- THE TASK -
Give the data below again exactly as it stands. Omit the pictures.

- TASK INPUTS -

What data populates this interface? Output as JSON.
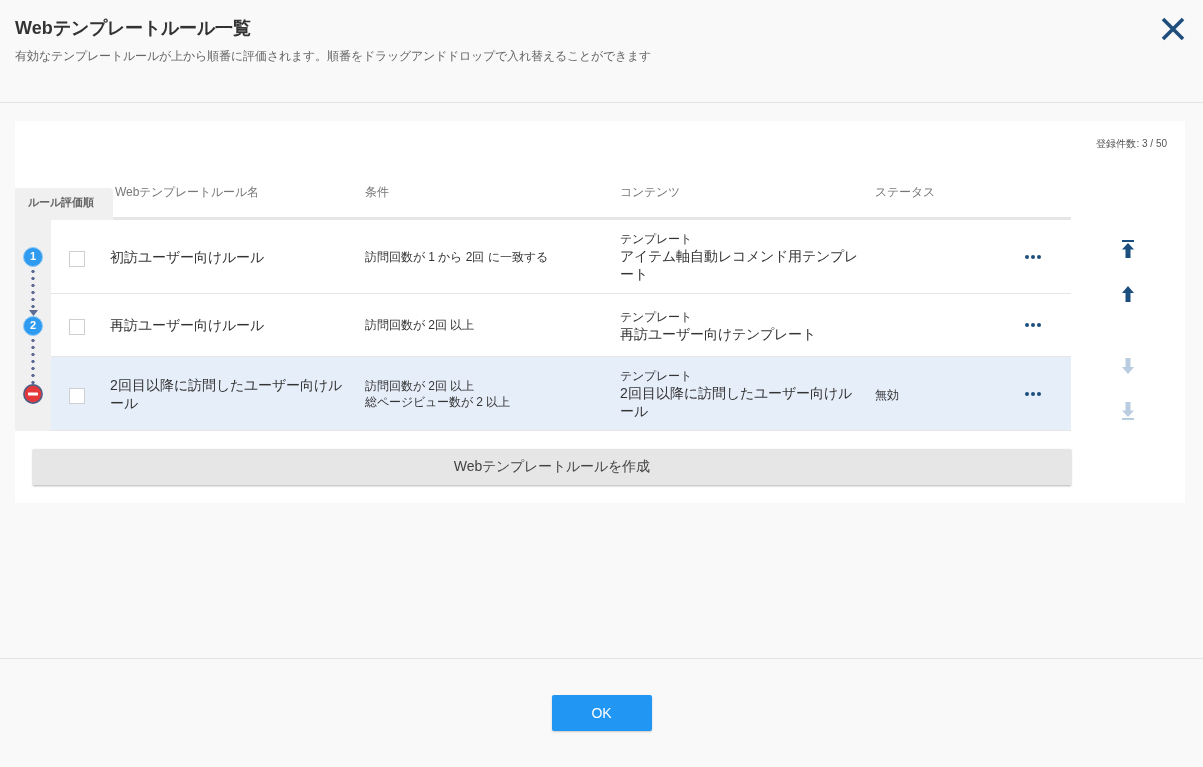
{
  "dialog": {
    "title": "Webテンプレートルール一覧",
    "description": "有効なテンプレートルールが上から順番に評価されます。順番をドラッグアンドドロップで入れ替えることができます"
  },
  "registration_count": "登録件数: 3 / 50",
  "order_tab": "ルール評価順",
  "columns": [
    "Webテンプレートルール名",
    "条件",
    "コンテンツ",
    "ステータス"
  ],
  "rows": [
    {
      "order": "1",
      "enabled": true,
      "selected": false,
      "checked": false,
      "name": "初訪ユーザー向けルール",
      "conditions": [
        "訪問回数が 1 から 2回 に一致する"
      ],
      "content_type": "テンプレート",
      "content": "アイテム軸自動レコメンド用テンプレート"
    },
    {
      "order": "2",
      "enabled": true,
      "selected": false,
      "checked": false,
      "name": "再訪ユーザー向けルール",
      "conditions": [
        "訪問回数が 2回 以上"
      ],
      "content_type": "テンプレート",
      "content": "再訪ユーザー向けテンプレート"
    },
    {
      "enabled": false,
      "selected": true,
      "checked": false,
      "name": "2回目以降に訪問したユーザー向けルール",
      "conditions": [
        "訪問回数が 2回 以上",
        "総ページビュー数が 2 以上"
      ],
      "content_type": "テンプレート",
      "content": "2回目以降に訪問したユーザー向けルール",
      "status": "無効"
    }
  ],
  "move_buttons": [
    {
      "kind": "top",
      "disabled": false
    },
    {
      "kind": "up",
      "disabled": false
    },
    {
      "kind": "down",
      "disabled": true
    },
    {
      "kind": "bottom",
      "disabled": true
    }
  ],
  "create_button": "Webテンプレートルールを作成",
  "ok_button": "OK"
}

- SOLUTION -
What data populates this interface? Output as JSON.
{
  "dialog": {
    "title": "Webテンプレートルール一覧",
    "description": "有効なテンプレートルールが上から順番に評価されます。順番をドラッグアンドドロップで入れ替えることができます"
  },
  "registration_count": "登録件数: 3 / 50",
  "order_tab": "ルール評価順",
  "columns": [
    "Webテンプレートルール名",
    "条件",
    "コンテンツ",
    "ステータス"
  ],
  "rows": [
    {
      "order": "1",
      "enabled": true,
      "selected": false,
      "checked": false,
      "name": "初訪ユーザー向けルール",
      "conditions": [
        "訪問回数が 1 から 2回 に一致する"
      ],
      "content_type": "テンプレート",
      "content": "アイテム軸自動レコメンド用テンプレート"
    },
    {
      "order": "2",
      "enabled": true,
      "selected": false,
      "checked": false,
      "name": "再訪ユーザー向けルール",
      "conditions": [
        "訪問回数が 2回 以上"
      ],
      "content_type": "テンプレート",
      "content": "再訪ユーザー向けテンプレート"
    },
    {
      "enabled": false,
      "selected": true,
      "checked": false,
      "name": "2回目以降に訪問したユーザー向けルール",
      "conditions": [
        "訪問回数が 2回 以上",
        "総ページビュー数が 2 以上"
      ],
      "content_type": "テンプレート",
      "content": "2回目以降に訪問したユーザー向けルール",
      "status": "無効"
    }
  ],
  "move_buttons": [
    {
      "kind": "top",
      "disabled": false
    },
    {
      "kind": "up",
      "disabled": false
    },
    {
      "kind": "down",
      "disabled": true
    },
    {
      "kind": "bottom",
      "disabled": true
    }
  ],
  "create_button": "Webテンプレートルールを作成",
  "ok_button": "OK"
}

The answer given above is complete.